» Exercise aim: Write out the entries again exactly as they are given.

» Rows:
-- -- --

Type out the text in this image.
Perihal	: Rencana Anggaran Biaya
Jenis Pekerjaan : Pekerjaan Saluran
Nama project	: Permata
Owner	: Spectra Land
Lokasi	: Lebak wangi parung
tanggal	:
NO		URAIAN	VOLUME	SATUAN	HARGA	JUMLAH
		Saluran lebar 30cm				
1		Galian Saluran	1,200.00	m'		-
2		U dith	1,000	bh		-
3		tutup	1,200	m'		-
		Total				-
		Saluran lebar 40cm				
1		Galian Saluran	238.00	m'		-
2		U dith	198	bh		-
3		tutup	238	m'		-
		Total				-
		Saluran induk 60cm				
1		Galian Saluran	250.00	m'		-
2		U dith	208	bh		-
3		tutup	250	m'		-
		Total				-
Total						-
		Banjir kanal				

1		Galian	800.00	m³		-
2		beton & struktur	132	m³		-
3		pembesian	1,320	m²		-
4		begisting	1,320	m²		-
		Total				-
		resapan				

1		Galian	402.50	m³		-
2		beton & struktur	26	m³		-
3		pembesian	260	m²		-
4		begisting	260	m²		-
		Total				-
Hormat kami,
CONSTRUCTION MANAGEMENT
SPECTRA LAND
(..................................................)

-- -- --

» Written solution:
Type out the text in this image.
Perihal	: Rencana Anggaran Biaya
Jenis Pekerjaan : Pekerjaan Saluran
Nama project	: Permata
Owner	: Spectra Land
Lokasi	: Lebak wangi parung
tanggal	:
NO		URAIAN	VOLUME	SATUAN	HARGA	JUMLAH
		Saluran lebar 30cm				
1		Galian Saluran	1,200.00	m'		-
2		U dith	1,000	bh		-
3		tutup	1,200	m'		-
		Total				-
		Saluran lebar 40cm				
1		Galian Saluran	238.00	m'		-
2		U dith	198	bh		-
3		tutup	238	m'		-
		Total				-
		Saluran induk 60cm				
1		Galian Saluran	250.00	m'		-
2		U dith	208	bh		-
3		tutup	250	m'		-
		Total				-
Total						-
		Banjir kanal				

1		Galian	800.00	m³		-
2		beton & struktur	132	m³		-
3		pembesian	1,320	m²		-
4		begisting	1,320	m²		-
		Total				-
		resapan				

1		Galian	402.50	m³		-
2		beton & struktur	26	m³		-
3		pembesian	260	m²		-
4		begisting	260	m²		-
		Total				-
Hormat kami,
CONSTRUCTION MANAGEMENT
SPECTRA LAND
(..................................................)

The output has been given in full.